-- begin Extracted material --
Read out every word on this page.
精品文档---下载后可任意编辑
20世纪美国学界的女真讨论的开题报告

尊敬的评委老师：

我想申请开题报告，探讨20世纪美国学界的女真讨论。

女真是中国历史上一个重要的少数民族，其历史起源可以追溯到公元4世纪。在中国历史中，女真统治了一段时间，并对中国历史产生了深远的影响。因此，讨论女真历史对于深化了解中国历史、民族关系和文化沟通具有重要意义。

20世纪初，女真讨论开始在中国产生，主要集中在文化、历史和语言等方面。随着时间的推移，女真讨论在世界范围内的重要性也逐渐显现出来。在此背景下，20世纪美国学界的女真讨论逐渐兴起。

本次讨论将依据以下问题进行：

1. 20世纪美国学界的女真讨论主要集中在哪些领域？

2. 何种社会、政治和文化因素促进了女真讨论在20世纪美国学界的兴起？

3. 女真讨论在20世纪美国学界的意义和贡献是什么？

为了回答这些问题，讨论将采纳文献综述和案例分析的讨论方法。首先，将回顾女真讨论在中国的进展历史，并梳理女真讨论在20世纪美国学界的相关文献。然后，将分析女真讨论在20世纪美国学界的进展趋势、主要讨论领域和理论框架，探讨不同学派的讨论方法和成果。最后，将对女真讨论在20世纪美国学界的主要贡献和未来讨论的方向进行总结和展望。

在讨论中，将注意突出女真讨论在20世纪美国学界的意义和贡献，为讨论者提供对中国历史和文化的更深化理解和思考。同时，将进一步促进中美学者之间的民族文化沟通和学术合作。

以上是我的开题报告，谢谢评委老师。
-- end Extracted material --
What you should do: Please quote the data above in full, with no line missing.

Response to this exercise:
Read out every word on this page.
精品文档---下载后可任意编辑
20世纪美国学界的女真讨论的开题报告

尊敬的评委老师：

我想申请开题报告，探讨20世纪美国学界的女真讨论。

女真是中国历史上一个重要的少数民族，其历史起源可以追溯到公元4世纪。在中国历史中，女真统治了一段时间，并对中国历史产生了深远的影响。因此，讨论女真历史对于深化了解中国历史、民族关系和文化沟通具有重要意义。

20世纪初，女真讨论开始在中国产生，主要集中在文化、历史和语言等方面。随着时间的推移，女真讨论在世界范围内的重要性也逐渐显现出来。在此背景下，20世纪美国学界的女真讨论逐渐兴起。

本次讨论将依据以下问题进行：

1. 20世纪美国学界的女真讨论主要集中在哪些领域？

2. 何种社会、政治和文化因素促进了女真讨论在20世纪美国学界的兴起？

3. 女真讨论在20世纪美国学界的意义和贡献是什么？

为了回答这些问题，讨论将采纳文献综述和案例分析的讨论方法。首先，将回顾女真讨论在中国的进展历史，并梳理女真讨论在20世纪美国学界的相关文献。然后，将分析女真讨论在20世纪美国学界的进展趋势、主要讨论领域和理论框架，探讨不同学派的讨论方法和成果。最后，将对女真讨论在20世纪美国学界的主要贡献和未来讨论的方向进行总结和展望。

在讨论中，将注意突出女真讨论在20世纪美国学界的意义和贡献，为讨论者提供对中国历史和文化的更深化理解和思考。同时，将进一步促进中美学者之间的民族文化沟通和学术合作。

以上是我的开题报告，谢谢评委老师。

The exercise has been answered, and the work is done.